▼▼▼

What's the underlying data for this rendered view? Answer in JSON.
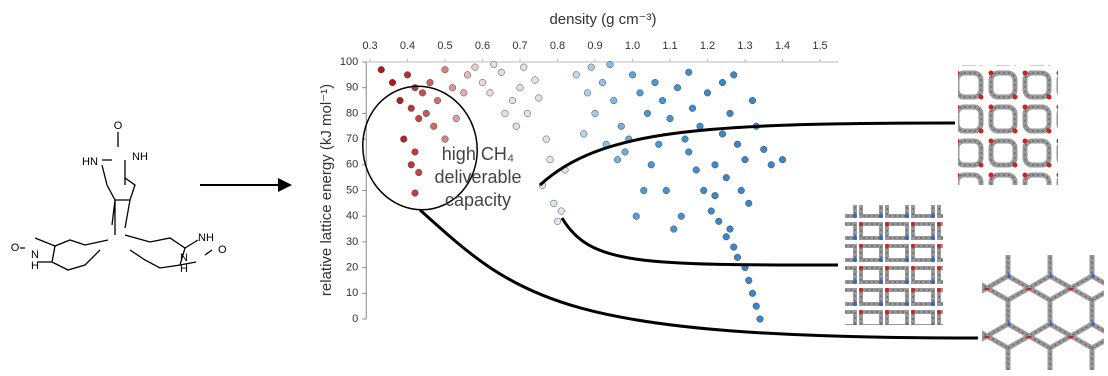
{
  "chart_data": {
    "type": "scatter",
    "xlabel": "density (g cm⁻³)",
    "ylabel": "relative lattice energy (kJ mol⁻¹)",
    "annotation": [
      "high CH₄",
      "deliverable",
      "capacity"
    ],
    "xlim": [
      0.29,
      1.55
    ],
    "xticks": [
      {
        "value": 0.3,
        "label": "0.3"
      },
      {
        "value": 0.4,
        "label": "0.4"
      },
      {
        "value": 0.5,
        "label": "0.5"
      },
      {
        "value": 0.6,
        "label": "0.6"
      },
      {
        "value": 0.7,
        "label": "0.7"
      },
      {
        "value": 0.8,
        "label": "0.8"
      },
      {
        "value": 0.9,
        "label": "0.9"
      },
      {
        "value": 1.0,
        "label": "1.0"
      },
      {
        "value": 1.1,
        "label": "1.1"
      },
      {
        "value": 1.2,
        "label": "1.2"
      },
      {
        "value": 1.3,
        "label": "1.3"
      },
      {
        "value": 1.4,
        "label": "1.4"
      },
      {
        "value": 1.5,
        "label": "1.5"
      }
    ],
    "ylim": [
      0,
      100
    ],
    "yticks": [
      0,
      10,
      20,
      30,
      40,
      50,
      60,
      70,
      80,
      90,
      100
    ],
    "colors": [
      "#b3161b",
      "#f2d6d6",
      "#dbe9f3",
      "#4b9ad6",
      "#3a86c6"
    ],
    "x": [
      0.4,
      0.42,
      0.44,
      0.46,
      0.48,
      0.5,
      0.52,
      0.41,
      0.43,
      0.45,
      0.47,
      0.39,
      0.42,
      0.41,
      0.43,
      0.42,
      0.38,
      0.36,
      0.33,
      0.55,
      0.53,
      0.56,
      0.58,
      0.5,
      0.6,
      0.62,
      0.65,
      0.68,
      0.7,
      0.72,
      0.75,
      0.77,
      0.78,
      0.76,
      0.79,
      0.8,
      0.74,
      0.66,
      0.63,
      0.71,
      0.69,
      0.82,
      0.81,
      0.85,
      0.88,
      0.9,
      0.92,
      0.95,
      0.97,
      0.99,
      1.0,
      1.02,
      1.05,
      1.04,
      1.06,
      0.93,
      0.87,
      0.96,
      1.01,
      0.98,
      0.89,
      0.94,
      1.08,
      1.1,
      1.12,
      1.14,
      1.15,
      1.16,
      1.18,
      1.2,
      1.22,
      1.24,
      1.25,
      1.26,
      1.28,
      1.29,
      1.3,
      1.31,
      1.32,
      1.33,
      1.35,
      1.37,
      1.4,
      1.19,
      1.21,
      1.23,
      1.25,
      1.27,
      1.28,
      1.3,
      1.31,
      1.32,
      1.33,
      1.34,
      1.26,
      1.22,
      1.17,
      1.13,
      1.11,
      1.09,
      1.07,
      1.24,
      1.15,
      1.27,
      1.03
    ],
    "values": [
      95,
      90,
      88,
      92,
      85,
      97,
      90,
      82,
      78,
      80,
      75,
      70,
      65,
      60,
      57,
      49,
      85,
      92,
      97,
      88,
      78,
      95,
      98,
      70,
      92,
      88,
      96,
      85,
      90,
      80,
      86,
      70,
      62,
      52,
      45,
      38,
      93,
      80,
      99,
      98,
      75,
      58,
      42,
      95,
      88,
      80,
      92,
      85,
      75,
      70,
      95,
      88,
      60,
      80,
      92,
      68,
      72,
      62,
      40,
      65,
      98,
      99,
      85,
      78,
      90,
      70,
      65,
      82,
      75,
      88,
      60,
      72,
      55,
      80,
      68,
      50,
      62,
      45,
      85,
      75,
      66,
      60,
      62,
      50,
      42,
      38,
      32,
      28,
      24,
      20,
      15,
      10,
      5,
      0,
      35,
      48,
      58,
      40,
      35,
      50,
      68,
      92,
      96,
      95,
      50
    ]
  },
  "molecule": {
    "labels": [
      "O",
      "NH",
      "HN",
      "O",
      "N",
      "H",
      "NH",
      "N",
      "H",
      "O"
    ]
  }
}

▲▲▲

§ **Instructions to follow**
All of the entries need to be transcribed word for word; pictures are left out.

§ **Task answer**
What's the underlying data for this rendered view? Answer in JSON.
{
  "chart_data": {
    "type": "scatter",
    "xlabel": "density (g cm⁻³)",
    "ylabel": "relative lattice energy (kJ mol⁻¹)",
    "annotation": [
      "high CH₄",
      "deliverable",
      "capacity"
    ],
    "xlim": [
      0.29,
      1.55
    ],
    "xticks": [
      {
        "value": 0.3,
        "label": "0.3"
      },
      {
        "value": 0.4,
        "label": "0.4"
      },
      {
        "value": 0.5,
        "label": "0.5"
      },
      {
        "value": 0.6,
        "label": "0.6"
      },
      {
        "value": 0.7,
        "label": "0.7"
      },
      {
        "value": 0.8,
        "label": "0.8"
      },
      {
        "value": 0.9,
        "label": "0.9"
      },
      {
        "value": 1.0,
        "label": "1.0"
      },
      {
        "value": 1.1,
        "label": "1.1"
      },
      {
        "value": 1.2,
        "label": "1.2"
      },
      {
        "value": 1.3,
        "label": "1.3"
      },
      {
        "value": 1.4,
        "label": "1.4"
      },
      {
        "value": 1.5,
        "label": "1.5"
      }
    ],
    "ylim": [
      0,
      100
    ],
    "yticks": [
      0,
      10,
      20,
      30,
      40,
      50,
      60,
      70,
      80,
      90,
      100
    ],
    "colors": [
      "#b3161b",
      "#f2d6d6",
      "#dbe9f3",
      "#4b9ad6",
      "#3a86c6"
    ],
    "x": [
      0.4,
      0.42,
      0.44,
      0.46,
      0.48,
      0.5,
      0.52,
      0.41,
      0.43,
      0.45,
      0.47,
      0.39,
      0.42,
      0.41,
      0.43,
      0.42,
      0.38,
      0.36,
      0.33,
      0.55,
      0.53,
      0.56,
      0.58,
      0.5,
      0.6,
      0.62,
      0.65,
      0.68,
      0.7,
      0.72,
      0.75,
      0.77,
      0.78,
      0.76,
      0.79,
      0.8,
      0.74,
      0.66,
      0.63,
      0.71,
      0.69,
      0.82,
      0.81,
      0.85,
      0.88,
      0.9,
      0.92,
      0.95,
      0.97,
      0.99,
      1.0,
      1.02,
      1.05,
      1.04,
      1.06,
      0.93,
      0.87,
      0.96,
      1.01,
      0.98,
      0.89,
      0.94,
      1.08,
      1.1,
      1.12,
      1.14,
      1.15,
      1.16,
      1.18,
      1.2,
      1.22,
      1.24,
      1.25,
      1.26,
      1.28,
      1.29,
      1.3,
      1.31,
      1.32,
      1.33,
      1.35,
      1.37,
      1.4,
      1.19,
      1.21,
      1.23,
      1.25,
      1.27,
      1.28,
      1.3,
      1.31,
      1.32,
      1.33,
      1.34,
      1.26,
      1.22,
      1.17,
      1.13,
      1.11,
      1.09,
      1.07,
      1.24,
      1.15,
      1.27,
      1.03
    ],
    "values": [
      95,
      90,
      88,
      92,
      85,
      97,
      90,
      82,
      78,
      80,
      75,
      70,
      65,
      60,
      57,
      49,
      85,
      92,
      97,
      88,
      78,
      95,
      98,
      70,
      92,
      88,
      96,
      85,
      90,
      80,
      86,
      70,
      62,
      52,
      45,
      38,
      93,
      80,
      99,
      98,
      75,
      58,
      42,
      95,
      88,
      80,
      92,
      85,
      75,
      70,
      95,
      88,
      60,
      80,
      92,
      68,
      72,
      62,
      40,
      65,
      98,
      99,
      85,
      78,
      90,
      70,
      65,
      82,
      75,
      88,
      60,
      72,
      55,
      80,
      68,
      50,
      62,
      45,
      85,
      75,
      66,
      60,
      62,
      50,
      42,
      38,
      32,
      28,
      24,
      20,
      15,
      10,
      5,
      0,
      35,
      48,
      58,
      40,
      35,
      50,
      68,
      92,
      96,
      95,
      50
    ]
  },
  "molecule": {
    "labels": [
      "O",
      "NH",
      "HN",
      "O",
      "N",
      "H",
      "NH",
      "N",
      "H",
      "O"
    ]
  }
}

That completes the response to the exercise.